[START OF MATERIAL TO PROCESS]

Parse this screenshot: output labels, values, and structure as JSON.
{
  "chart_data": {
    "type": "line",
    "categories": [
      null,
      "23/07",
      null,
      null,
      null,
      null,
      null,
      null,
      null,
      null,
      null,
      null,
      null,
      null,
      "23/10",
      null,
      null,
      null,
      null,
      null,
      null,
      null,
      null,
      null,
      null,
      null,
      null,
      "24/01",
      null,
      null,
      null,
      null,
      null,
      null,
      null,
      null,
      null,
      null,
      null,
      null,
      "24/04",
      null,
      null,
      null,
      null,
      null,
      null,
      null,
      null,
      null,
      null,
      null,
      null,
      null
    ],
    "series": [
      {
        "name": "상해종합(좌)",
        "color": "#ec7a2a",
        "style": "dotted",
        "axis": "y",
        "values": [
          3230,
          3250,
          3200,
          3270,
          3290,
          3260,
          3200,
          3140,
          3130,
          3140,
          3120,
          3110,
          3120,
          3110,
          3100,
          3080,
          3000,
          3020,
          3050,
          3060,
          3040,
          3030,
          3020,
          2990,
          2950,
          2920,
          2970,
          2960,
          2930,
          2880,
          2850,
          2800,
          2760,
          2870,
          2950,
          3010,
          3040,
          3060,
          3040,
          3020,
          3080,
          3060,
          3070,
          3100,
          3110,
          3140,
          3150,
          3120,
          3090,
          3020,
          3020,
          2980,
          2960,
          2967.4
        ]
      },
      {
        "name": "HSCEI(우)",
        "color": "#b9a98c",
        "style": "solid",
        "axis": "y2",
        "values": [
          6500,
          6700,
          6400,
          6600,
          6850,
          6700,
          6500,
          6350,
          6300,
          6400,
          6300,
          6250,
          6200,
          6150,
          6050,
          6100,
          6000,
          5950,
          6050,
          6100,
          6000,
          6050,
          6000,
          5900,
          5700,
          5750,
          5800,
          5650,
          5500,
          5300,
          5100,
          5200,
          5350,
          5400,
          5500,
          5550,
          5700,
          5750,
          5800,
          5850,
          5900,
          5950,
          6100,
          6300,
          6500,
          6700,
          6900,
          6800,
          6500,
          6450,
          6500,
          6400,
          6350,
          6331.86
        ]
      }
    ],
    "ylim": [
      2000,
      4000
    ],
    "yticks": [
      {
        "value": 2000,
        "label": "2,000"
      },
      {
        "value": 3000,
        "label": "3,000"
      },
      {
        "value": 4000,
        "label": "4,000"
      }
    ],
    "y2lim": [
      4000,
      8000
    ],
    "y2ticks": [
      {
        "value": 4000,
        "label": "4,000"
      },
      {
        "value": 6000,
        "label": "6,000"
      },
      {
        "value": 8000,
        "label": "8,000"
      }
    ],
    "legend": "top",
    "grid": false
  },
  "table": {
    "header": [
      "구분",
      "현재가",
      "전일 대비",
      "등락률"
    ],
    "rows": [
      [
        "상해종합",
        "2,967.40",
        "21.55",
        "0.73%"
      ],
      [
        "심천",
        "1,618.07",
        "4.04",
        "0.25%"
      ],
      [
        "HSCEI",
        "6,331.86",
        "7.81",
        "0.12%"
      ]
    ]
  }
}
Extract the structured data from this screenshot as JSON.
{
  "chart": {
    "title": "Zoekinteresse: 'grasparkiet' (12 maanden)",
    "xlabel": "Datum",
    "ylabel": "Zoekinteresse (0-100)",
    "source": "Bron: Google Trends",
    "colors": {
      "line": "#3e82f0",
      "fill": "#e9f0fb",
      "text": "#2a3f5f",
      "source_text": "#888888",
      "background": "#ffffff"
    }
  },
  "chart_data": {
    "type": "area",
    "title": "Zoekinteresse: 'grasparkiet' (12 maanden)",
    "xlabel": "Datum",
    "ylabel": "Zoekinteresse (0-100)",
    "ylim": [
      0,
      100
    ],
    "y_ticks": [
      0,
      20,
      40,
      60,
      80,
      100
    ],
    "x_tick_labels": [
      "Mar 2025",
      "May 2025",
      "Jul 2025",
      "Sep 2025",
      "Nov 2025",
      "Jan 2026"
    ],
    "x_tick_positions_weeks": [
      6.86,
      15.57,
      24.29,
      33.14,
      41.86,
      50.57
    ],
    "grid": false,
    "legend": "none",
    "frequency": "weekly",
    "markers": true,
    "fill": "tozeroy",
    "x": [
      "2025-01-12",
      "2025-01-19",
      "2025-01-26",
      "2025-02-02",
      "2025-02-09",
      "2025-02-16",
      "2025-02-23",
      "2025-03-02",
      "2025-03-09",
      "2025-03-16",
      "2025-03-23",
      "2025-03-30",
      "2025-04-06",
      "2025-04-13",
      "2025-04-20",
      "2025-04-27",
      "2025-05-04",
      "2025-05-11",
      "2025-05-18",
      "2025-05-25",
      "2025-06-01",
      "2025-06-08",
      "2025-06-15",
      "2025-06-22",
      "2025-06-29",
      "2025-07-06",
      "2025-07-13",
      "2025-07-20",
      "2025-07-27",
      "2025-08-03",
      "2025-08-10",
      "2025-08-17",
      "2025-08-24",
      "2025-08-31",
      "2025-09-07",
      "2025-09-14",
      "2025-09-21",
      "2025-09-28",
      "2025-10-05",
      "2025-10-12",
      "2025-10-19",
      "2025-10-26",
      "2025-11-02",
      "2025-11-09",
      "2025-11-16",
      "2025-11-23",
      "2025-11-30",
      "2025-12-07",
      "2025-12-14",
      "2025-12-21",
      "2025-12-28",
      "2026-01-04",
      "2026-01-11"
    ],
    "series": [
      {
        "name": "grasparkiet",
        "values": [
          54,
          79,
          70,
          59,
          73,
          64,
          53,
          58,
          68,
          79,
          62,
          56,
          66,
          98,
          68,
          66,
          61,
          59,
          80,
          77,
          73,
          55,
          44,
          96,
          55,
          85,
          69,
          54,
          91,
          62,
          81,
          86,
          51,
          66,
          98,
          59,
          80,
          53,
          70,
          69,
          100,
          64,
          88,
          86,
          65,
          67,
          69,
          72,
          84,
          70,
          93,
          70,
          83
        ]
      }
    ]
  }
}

[END OF MATERIAL TO PROCESS]
[START OF MATERIAL TO PROCESS]

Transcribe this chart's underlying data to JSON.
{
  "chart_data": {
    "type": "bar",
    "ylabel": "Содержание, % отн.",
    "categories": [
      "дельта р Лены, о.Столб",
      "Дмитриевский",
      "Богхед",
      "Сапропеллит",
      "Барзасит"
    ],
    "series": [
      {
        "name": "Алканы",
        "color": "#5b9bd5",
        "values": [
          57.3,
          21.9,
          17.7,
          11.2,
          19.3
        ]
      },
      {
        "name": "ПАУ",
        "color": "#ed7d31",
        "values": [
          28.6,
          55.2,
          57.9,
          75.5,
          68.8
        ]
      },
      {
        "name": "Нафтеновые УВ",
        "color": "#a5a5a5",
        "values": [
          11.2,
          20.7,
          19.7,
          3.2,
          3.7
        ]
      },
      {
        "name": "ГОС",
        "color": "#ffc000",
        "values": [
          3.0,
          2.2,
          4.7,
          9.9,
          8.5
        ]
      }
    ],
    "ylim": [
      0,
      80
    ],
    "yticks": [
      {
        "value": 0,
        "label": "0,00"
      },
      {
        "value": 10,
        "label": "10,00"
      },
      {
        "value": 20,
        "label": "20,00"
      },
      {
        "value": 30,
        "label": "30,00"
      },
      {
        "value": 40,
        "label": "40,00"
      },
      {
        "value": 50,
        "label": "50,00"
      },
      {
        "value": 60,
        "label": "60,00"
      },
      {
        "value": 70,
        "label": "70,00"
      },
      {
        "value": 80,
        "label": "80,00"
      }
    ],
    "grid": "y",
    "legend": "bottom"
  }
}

[END OF MATERIAL TO PROCESS]

_WORK REQUIRED_:
Gather each line holding the string "screenshot".

_FULL OUTPUT_:
Parse this screenshot: output labels, values, and structure as JSON.
Extract the structured data from this screenshot as JSON.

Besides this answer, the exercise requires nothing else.